### Written task
Your task is to restate the data word for word.
## begin Data shown
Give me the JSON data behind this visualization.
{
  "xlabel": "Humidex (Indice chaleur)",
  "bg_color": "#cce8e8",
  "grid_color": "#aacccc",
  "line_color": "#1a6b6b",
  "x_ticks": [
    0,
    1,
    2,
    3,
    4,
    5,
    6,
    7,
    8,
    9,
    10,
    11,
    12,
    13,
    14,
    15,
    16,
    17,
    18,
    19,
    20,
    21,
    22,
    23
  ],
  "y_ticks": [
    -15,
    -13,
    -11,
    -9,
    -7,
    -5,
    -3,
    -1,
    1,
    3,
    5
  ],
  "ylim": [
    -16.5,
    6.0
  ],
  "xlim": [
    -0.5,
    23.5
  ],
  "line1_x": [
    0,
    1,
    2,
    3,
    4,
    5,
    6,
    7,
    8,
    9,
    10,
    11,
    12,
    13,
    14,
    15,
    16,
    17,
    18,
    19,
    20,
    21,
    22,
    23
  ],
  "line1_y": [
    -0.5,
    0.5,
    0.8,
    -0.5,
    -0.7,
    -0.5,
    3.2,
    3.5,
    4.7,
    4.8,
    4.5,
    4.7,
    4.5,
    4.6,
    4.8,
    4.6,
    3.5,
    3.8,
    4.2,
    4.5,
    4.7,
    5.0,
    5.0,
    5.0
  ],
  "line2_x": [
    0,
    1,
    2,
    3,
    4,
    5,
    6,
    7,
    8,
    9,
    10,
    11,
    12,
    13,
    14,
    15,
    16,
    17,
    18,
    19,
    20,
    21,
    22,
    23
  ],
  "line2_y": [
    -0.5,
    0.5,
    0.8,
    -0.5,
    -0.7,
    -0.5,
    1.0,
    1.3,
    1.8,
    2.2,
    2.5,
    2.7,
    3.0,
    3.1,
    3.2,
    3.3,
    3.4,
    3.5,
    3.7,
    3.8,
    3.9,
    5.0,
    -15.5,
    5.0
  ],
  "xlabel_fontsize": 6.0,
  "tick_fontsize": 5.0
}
## end Data shown
### Full solution
Give me the JSON data behind this visualization.
{
  "xlabel": "Humidex (Indice chaleur)",
  "bg_color": "#cce8e8",
  "grid_color": "#aacccc",
  "line_color": "#1a6b6b",
  "x_ticks": [
    0,
    1,
    2,
    3,
    4,
    5,
    6,
    7,
    8,
    9,
    10,
    11,
    12,
    13,
    14,
    15,
    16,
    17,
    18,
    19,
    20,
    21,
    22,
    23
  ],
  "y_ticks": [
    -15,
    -13,
    -11,
    -9,
    -7,
    -5,
    -3,
    -1,
    1,
    3,
    5
  ],
  "ylim": [
    -16.5,
    6.0
  ],
  "xlim": [
    -0.5,
    23.5
  ],
  "line1_x": [
    0,
    1,
    2,
    3,
    4,
    5,
    6,
    7,
    8,
    9,
    10,
    11,
    12,
    13,
    14,
    15,
    16,
    17,
    18,
    19,
    20,
    21,
    22,
    23
  ],
  "line1_y": [
    -0.5,
    0.5,
    0.8,
    -0.5,
    -0.7,
    -0.5,
    3.2,
    3.5,
    4.7,
    4.8,
    4.5,
    4.7,
    4.5,
    4.6,
    4.8,
    4.6,
    3.5,
    3.8,
    4.2,
    4.5,
    4.7,
    5.0,
    5.0,
    5.0
  ],
  "line2_x": [
    0,
    1,
    2,
    3,
    4,
    5,
    6,
    7,
    8,
    9,
    10,
    11,
    12,
    13,
    14,
    15,
    16,
    17,
    18,
    19,
    20,
    21,
    22,
    23
  ],
  "line2_y": [
    -0.5,
    0.5,
    0.8,
    -0.5,
    -0.7,
    -0.5,
    1.0,
    1.3,
    1.8,
    2.2,
    2.5,
    2.7,
    3.0,
    3.1,
    3.2,
    3.3,
    3.4,
    3.5,
    3.7,
    3.8,
    3.9,
    5.0,
    -15.5,
    5.0
  ],
  "xlabel_fontsize": 6.0,
  "tick_fontsize": 5.0
}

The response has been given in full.